Element and box listings:
════════

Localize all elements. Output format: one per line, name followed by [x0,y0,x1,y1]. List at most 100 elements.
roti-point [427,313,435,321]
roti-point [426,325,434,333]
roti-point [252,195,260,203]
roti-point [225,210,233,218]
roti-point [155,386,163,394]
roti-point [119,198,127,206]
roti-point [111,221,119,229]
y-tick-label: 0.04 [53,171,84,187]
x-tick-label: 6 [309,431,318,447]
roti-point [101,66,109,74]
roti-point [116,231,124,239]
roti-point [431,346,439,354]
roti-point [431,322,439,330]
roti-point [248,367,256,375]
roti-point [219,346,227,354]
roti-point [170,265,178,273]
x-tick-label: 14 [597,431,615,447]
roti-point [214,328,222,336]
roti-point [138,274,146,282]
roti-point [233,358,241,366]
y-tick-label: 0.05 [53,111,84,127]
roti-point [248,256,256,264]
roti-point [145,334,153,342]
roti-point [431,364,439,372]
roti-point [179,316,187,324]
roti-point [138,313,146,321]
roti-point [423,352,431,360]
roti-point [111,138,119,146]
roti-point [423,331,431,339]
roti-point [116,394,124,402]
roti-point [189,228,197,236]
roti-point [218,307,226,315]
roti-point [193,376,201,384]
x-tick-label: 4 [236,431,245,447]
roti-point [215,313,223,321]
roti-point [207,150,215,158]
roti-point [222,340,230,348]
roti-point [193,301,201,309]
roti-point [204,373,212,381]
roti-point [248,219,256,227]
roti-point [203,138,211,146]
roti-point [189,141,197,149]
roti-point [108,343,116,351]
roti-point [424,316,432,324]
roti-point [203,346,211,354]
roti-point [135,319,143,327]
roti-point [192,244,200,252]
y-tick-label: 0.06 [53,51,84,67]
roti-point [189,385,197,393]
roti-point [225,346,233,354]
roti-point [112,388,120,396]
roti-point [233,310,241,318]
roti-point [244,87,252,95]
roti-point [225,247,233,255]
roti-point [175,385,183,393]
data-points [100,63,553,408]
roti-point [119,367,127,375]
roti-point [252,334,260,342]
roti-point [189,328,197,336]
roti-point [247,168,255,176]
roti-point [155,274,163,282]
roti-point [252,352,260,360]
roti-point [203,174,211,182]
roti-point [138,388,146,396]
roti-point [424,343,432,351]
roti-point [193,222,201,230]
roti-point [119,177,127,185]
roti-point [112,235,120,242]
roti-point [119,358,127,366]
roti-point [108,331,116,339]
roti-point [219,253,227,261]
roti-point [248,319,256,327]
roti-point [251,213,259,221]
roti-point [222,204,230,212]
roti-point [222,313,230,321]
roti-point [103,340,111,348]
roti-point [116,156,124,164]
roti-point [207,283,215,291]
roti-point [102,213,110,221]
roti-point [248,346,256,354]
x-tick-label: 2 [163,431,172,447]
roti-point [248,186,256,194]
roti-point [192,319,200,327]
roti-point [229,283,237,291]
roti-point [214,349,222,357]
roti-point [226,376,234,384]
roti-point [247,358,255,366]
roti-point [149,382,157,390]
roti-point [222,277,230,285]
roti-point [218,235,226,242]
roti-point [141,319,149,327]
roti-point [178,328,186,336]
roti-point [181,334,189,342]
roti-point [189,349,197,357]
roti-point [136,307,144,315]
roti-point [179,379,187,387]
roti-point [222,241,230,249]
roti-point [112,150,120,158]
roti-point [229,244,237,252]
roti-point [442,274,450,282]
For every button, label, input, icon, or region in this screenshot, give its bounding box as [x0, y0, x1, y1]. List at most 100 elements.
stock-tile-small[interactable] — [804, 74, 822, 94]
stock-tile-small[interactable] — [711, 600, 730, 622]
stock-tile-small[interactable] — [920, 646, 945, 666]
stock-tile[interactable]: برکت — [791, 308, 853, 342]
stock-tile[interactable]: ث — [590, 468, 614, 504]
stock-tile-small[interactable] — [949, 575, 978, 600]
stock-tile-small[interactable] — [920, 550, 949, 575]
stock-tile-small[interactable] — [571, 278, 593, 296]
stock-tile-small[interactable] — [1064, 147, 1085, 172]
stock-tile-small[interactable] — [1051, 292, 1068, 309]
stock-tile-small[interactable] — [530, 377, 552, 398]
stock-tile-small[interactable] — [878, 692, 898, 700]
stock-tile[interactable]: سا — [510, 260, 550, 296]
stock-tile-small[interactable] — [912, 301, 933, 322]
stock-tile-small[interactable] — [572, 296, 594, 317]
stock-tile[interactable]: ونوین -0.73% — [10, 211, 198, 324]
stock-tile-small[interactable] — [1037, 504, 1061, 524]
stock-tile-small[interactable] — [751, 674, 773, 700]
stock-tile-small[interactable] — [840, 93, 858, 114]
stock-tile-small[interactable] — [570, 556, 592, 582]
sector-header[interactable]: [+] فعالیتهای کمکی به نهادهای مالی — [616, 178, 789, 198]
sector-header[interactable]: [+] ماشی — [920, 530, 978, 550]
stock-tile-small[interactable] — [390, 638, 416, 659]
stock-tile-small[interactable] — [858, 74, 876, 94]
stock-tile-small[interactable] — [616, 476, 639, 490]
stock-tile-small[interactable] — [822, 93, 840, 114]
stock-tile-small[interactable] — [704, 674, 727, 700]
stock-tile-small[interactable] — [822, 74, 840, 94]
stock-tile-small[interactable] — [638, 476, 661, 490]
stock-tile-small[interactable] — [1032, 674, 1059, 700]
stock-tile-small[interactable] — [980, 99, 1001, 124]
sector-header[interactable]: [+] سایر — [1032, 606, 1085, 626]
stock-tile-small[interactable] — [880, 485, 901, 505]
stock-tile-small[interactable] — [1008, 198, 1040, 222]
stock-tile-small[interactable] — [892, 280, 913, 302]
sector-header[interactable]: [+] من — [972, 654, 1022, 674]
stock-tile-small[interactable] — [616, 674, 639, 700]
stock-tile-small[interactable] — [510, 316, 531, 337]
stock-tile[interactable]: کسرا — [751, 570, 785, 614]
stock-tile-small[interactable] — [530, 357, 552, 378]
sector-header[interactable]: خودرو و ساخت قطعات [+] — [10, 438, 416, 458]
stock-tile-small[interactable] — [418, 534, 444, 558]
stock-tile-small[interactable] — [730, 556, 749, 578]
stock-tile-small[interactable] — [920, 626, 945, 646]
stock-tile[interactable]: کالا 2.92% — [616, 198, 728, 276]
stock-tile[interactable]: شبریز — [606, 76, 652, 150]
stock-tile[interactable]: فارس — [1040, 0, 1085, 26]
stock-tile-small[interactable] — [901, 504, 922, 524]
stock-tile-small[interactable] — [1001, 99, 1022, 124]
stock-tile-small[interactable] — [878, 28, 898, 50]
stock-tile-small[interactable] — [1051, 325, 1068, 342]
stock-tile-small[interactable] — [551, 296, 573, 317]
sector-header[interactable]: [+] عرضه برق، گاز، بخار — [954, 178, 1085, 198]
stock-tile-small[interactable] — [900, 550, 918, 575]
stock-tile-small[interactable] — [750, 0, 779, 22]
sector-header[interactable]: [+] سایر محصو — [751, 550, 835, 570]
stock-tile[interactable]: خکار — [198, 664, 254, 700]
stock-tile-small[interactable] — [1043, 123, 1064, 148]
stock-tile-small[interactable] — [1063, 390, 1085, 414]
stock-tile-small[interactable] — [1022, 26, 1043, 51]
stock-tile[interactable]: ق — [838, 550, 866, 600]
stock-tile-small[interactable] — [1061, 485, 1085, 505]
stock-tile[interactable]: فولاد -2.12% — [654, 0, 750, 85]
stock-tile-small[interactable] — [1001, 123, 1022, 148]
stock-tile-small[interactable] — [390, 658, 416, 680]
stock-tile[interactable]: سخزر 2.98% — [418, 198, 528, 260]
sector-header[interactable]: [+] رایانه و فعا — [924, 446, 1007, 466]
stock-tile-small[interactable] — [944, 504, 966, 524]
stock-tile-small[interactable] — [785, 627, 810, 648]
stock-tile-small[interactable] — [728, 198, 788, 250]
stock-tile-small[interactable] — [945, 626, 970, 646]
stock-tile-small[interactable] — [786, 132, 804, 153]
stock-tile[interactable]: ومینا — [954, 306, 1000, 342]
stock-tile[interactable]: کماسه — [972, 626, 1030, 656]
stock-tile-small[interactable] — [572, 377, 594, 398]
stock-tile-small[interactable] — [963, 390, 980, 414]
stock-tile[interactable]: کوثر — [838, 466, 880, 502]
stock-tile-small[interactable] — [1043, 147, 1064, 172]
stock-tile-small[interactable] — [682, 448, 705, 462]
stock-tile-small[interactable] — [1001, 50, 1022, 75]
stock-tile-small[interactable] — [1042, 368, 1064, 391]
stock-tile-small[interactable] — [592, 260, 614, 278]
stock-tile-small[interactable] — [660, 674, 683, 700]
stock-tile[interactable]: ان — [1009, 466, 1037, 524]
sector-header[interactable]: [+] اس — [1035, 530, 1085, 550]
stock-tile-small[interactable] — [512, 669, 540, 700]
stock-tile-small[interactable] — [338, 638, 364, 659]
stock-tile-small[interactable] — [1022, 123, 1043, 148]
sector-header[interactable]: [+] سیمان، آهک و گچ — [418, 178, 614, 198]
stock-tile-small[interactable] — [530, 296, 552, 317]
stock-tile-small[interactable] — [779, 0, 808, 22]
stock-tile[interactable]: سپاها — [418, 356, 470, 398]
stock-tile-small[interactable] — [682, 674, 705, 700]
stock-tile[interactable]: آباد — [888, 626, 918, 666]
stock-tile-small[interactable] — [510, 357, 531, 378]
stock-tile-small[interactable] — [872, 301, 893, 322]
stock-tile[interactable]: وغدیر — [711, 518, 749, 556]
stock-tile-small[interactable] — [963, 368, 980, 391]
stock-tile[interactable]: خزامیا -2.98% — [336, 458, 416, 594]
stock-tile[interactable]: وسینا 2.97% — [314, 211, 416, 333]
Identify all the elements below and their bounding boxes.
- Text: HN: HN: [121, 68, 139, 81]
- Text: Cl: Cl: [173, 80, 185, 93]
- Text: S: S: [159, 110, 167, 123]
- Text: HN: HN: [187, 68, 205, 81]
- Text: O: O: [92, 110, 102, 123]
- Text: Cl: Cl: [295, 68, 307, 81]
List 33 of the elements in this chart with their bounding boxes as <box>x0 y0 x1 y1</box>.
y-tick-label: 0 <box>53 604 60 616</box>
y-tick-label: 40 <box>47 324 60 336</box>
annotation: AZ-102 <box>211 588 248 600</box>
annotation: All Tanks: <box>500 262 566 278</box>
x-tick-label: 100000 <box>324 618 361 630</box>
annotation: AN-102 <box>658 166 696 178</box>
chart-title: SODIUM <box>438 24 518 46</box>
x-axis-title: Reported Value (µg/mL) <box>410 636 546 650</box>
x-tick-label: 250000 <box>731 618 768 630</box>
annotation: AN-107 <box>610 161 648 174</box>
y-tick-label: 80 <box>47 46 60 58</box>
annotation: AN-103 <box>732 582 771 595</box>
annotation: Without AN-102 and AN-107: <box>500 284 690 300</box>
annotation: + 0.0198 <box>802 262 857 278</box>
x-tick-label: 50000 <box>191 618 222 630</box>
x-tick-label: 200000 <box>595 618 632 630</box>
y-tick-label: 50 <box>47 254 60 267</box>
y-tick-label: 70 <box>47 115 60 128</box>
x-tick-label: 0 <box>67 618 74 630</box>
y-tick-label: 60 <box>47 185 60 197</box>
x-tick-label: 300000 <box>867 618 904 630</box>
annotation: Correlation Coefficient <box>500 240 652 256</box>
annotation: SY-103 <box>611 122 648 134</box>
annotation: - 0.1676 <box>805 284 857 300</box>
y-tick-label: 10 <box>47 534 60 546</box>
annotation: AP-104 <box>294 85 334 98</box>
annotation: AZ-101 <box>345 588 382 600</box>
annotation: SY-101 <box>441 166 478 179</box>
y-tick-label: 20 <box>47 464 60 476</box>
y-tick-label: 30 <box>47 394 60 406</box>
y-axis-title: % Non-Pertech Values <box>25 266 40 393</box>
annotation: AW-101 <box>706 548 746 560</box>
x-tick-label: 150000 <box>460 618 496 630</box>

════════

Render the lines as a numbered list, starting with the first line and ending with the line that contains "roti-point [219,346,227,354]". Omit any blank lines.

1. Localize all elements. Output format: one per line, name followed by [x0,y0,x1,y1]. List at most 100 elements.
2. roti-point [427,313,435,321]
3. roti-point [426,325,434,333]
4. roti-point [252,195,260,203]
5. roti-point [225,210,233,218]
6. roti-point [155,386,163,394]
7. roti-point [119,198,127,206]
8. roti-point [111,221,119,229]
9. y-tick-label: 0.04 [53,171,84,187]
10. x-tick-label: 6 [309,431,318,447]
11. roti-point [101,66,109,74]
12. roti-point [116,231,124,239]
13. roti-point [431,346,439,354]
14. roti-point [431,322,439,330]
15. roti-point [248,367,256,375]
16. roti-point [219,346,227,354]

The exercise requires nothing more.